### Prompt
With the pictures omitted, write out the entries that follow exactly as they stand.

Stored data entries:
::::

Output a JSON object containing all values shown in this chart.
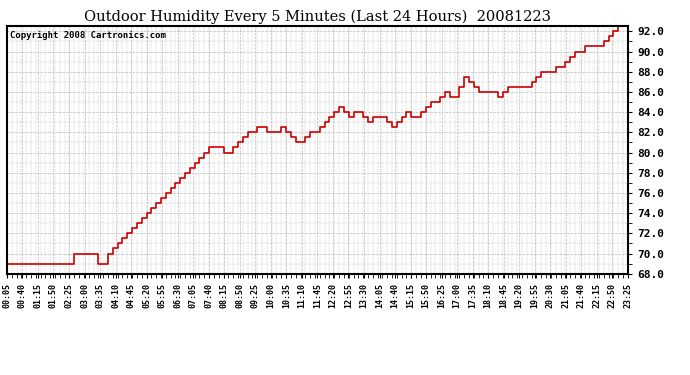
{
  "title": "Outdoor Humidity Every 5 Minutes (Last 24 Hours)  20081223",
  "copyright": "Copyright 2008 Cartronics.com",
  "line_color": "#cc0000",
  "background_color": "#ffffff",
  "plot_bg_color": "#ffffff",
  "grid_color": "#bbbbbb",
  "ylim": [
    68.0,
    92.5
  ],
  "yticks": [
    68.0,
    70.0,
    72.0,
    74.0,
    76.0,
    78.0,
    80.0,
    82.0,
    84.0,
    86.0,
    88.0,
    90.0,
    92.0
  ],
  "xtick_labels": [
    "00:05",
    "00:40",
    "01:15",
    "01:50",
    "02:25",
    "03:00",
    "03:35",
    "04:10",
    "04:45",
    "05:20",
    "05:55",
    "06:30",
    "07:05",
    "07:40",
    "08:15",
    "08:50",
    "09:25",
    "10:00",
    "10:35",
    "11:10",
    "11:45",
    "12:20",
    "12:55",
    "13:30",
    "14:05",
    "14:40",
    "15:15",
    "15:50",
    "16:25",
    "17:00",
    "17:35",
    "18:10",
    "18:45",
    "19:20",
    "19:55",
    "20:30",
    "21:05",
    "21:40",
    "22:15",
    "22:50",
    "23:25"
  ],
  "humidity_values": [
    69.0,
    69.0,
    69.0,
    69.0,
    69.0,
    69.0,
    69.0,
    69.0,
    69.0,
    69.0,
    69.0,
    69.0,
    69.0,
    69.0,
    70.0,
    70.0,
    70.0,
    70.0,
    70.0,
    69.0,
    69.0,
    70.0,
    70.5,
    71.0,
    71.5,
    72.0,
    72.5,
    73.0,
    73.5,
    74.0,
    74.5,
    75.0,
    75.5,
    76.0,
    76.5,
    77.0,
    77.5,
    78.0,
    78.5,
    79.0,
    79.5,
    80.0,
    80.5,
    80.5,
    80.5,
    80.0,
    80.0,
    80.5,
    81.0,
    81.5,
    82.0,
    82.0,
    82.5,
    82.5,
    82.0,
    82.0,
    82.0,
    82.5,
    82.0,
    81.5,
    81.0,
    81.0,
    81.5,
    82.0,
    82.0,
    82.5,
    83.0,
    83.5,
    84.0,
    84.5,
    84.0,
    83.5,
    84.0,
    84.0,
    83.5,
    83.0,
    83.5,
    83.5,
    83.5,
    83.0,
    82.5,
    83.0,
    83.5,
    84.0,
    83.5,
    83.5,
    84.0,
    84.5,
    85.0,
    85.0,
    85.5,
    86.0,
    85.5,
    85.5,
    86.5,
    87.5,
    87.0,
    86.5,
    86.0,
    86.0,
    86.0,
    86.0,
    85.5,
    86.0,
    86.5,
    86.5,
    86.5,
    86.5,
    86.5,
    87.0,
    87.5,
    88.0,
    88.0,
    88.0,
    88.5,
    88.5,
    89.0,
    89.5,
    90.0,
    90.0,
    90.5,
    90.5,
    90.5,
    90.5,
    91.0,
    91.5,
    92.0,
    92.5,
    92.5,
    92.5
  ]
}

::::

### Result below
Output a JSON object containing all values shown in this chart.
{
  "title": "Outdoor Humidity Every 5 Minutes (Last 24 Hours)  20081223",
  "copyright": "Copyright 2008 Cartronics.com",
  "line_color": "#cc0000",
  "background_color": "#ffffff",
  "plot_bg_color": "#ffffff",
  "grid_color": "#bbbbbb",
  "ylim": [
    68.0,
    92.5
  ],
  "yticks": [
    68.0,
    70.0,
    72.0,
    74.0,
    76.0,
    78.0,
    80.0,
    82.0,
    84.0,
    86.0,
    88.0,
    90.0,
    92.0
  ],
  "xtick_labels": [
    "00:05",
    "00:40",
    "01:15",
    "01:50",
    "02:25",
    "03:00",
    "03:35",
    "04:10",
    "04:45",
    "05:20",
    "05:55",
    "06:30",
    "07:05",
    "07:40",
    "08:15",
    "08:50",
    "09:25",
    "10:00",
    "10:35",
    "11:10",
    "11:45",
    "12:20",
    "12:55",
    "13:30",
    "14:05",
    "14:40",
    "15:15",
    "15:50",
    "16:25",
    "17:00",
    "17:35",
    "18:10",
    "18:45",
    "19:20",
    "19:55",
    "20:30",
    "21:05",
    "21:40",
    "22:15",
    "22:50",
    "23:25"
  ],
  "humidity_values": [
    69.0,
    69.0,
    69.0,
    69.0,
    69.0,
    69.0,
    69.0,
    69.0,
    69.0,
    69.0,
    69.0,
    69.0,
    69.0,
    69.0,
    70.0,
    70.0,
    70.0,
    70.0,
    70.0,
    69.0,
    69.0,
    70.0,
    70.5,
    71.0,
    71.5,
    72.0,
    72.5,
    73.0,
    73.5,
    74.0,
    74.5,
    75.0,
    75.5,
    76.0,
    76.5,
    77.0,
    77.5,
    78.0,
    78.5,
    79.0,
    79.5,
    80.0,
    80.5,
    80.5,
    80.5,
    80.0,
    80.0,
    80.5,
    81.0,
    81.5,
    82.0,
    82.0,
    82.5,
    82.5,
    82.0,
    82.0,
    82.0,
    82.5,
    82.0,
    81.5,
    81.0,
    81.0,
    81.5,
    82.0,
    82.0,
    82.5,
    83.0,
    83.5,
    84.0,
    84.5,
    84.0,
    83.5,
    84.0,
    84.0,
    83.5,
    83.0,
    83.5,
    83.5,
    83.5,
    83.0,
    82.5,
    83.0,
    83.5,
    84.0,
    83.5,
    83.5,
    84.0,
    84.5,
    85.0,
    85.0,
    85.5,
    86.0,
    85.5,
    85.5,
    86.5,
    87.5,
    87.0,
    86.5,
    86.0,
    86.0,
    86.0,
    86.0,
    85.5,
    86.0,
    86.5,
    86.5,
    86.5,
    86.5,
    86.5,
    87.0,
    87.5,
    88.0,
    88.0,
    88.0,
    88.5,
    88.5,
    89.0,
    89.5,
    90.0,
    90.0,
    90.5,
    90.5,
    90.5,
    90.5,
    91.0,
    91.5,
    92.0,
    92.5,
    92.5,
    92.5
  ]
}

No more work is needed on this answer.